Each record must be retyped in full. No character may differ.

▶ **Data for this exercise**:

╭──

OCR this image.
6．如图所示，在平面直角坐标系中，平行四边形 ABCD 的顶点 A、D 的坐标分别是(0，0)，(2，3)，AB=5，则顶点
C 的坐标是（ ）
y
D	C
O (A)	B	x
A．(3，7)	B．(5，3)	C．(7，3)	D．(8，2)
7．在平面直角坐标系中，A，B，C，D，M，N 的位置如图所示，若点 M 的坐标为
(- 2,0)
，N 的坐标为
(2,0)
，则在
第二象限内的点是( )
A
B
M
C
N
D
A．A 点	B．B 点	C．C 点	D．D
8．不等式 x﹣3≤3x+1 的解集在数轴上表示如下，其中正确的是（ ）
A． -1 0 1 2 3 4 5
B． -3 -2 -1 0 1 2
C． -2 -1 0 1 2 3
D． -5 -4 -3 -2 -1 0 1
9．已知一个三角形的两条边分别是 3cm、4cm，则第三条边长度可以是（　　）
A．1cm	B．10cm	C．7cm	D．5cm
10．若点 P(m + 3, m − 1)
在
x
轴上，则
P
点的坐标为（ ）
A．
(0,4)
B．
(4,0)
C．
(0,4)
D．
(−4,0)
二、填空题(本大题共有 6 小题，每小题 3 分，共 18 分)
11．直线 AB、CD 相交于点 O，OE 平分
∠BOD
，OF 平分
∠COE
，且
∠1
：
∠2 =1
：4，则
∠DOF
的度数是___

╰──

▶ **Solution below**:
OCR this image.
6．如图所示，在平面直角坐标系中，平行四边形 ABCD 的顶点 A、D 的坐标分别是(0，0)，(2，3)，AB=5，则顶点
C 的坐标是（ ）
y
D	C
O (A)	B	x
A．(3，7)	B．(5，3)	C．(7，3)	D．(8，2)
7．在平面直角坐标系中，A，B，C，D，M，N 的位置如图所示，若点 M 的坐标为
(- 2,0)
，N 的坐标为
(2,0)
，则在
第二象限内的点是( )
A
B
M
C
N
D
A．A 点	B．B 点	C．C 点	D．D
8．不等式 x﹣3≤3x+1 的解集在数轴上表示如下，其中正确的是（ ）
A． -1 0 1 2 3 4 5
B． -3 -2 -1 0 1 2
C． -2 -1 0 1 2 3
D． -5 -4 -3 -2 -1 0 1
9．已知一个三角形的两条边分别是 3cm、4cm，则第三条边长度可以是（　　）
A．1cm	B．10cm	C．7cm	D．5cm
10．若点 P(m + 3, m − 1)
在
x
轴上，则
P
点的坐标为（ ）
A．
(0,4)
B．
(4,0)
C．
(0,4)
D．
(−4,0)
二、填空题(本大题共有 6 小题，每小题 3 分，共 18 分)
11．直线 AB、CD 相交于点 O，OE 平分
∠BOD
，OF 平分
∠COE
，且
∠1
：
∠2 =1
：4，则
∠DOF
的度数是___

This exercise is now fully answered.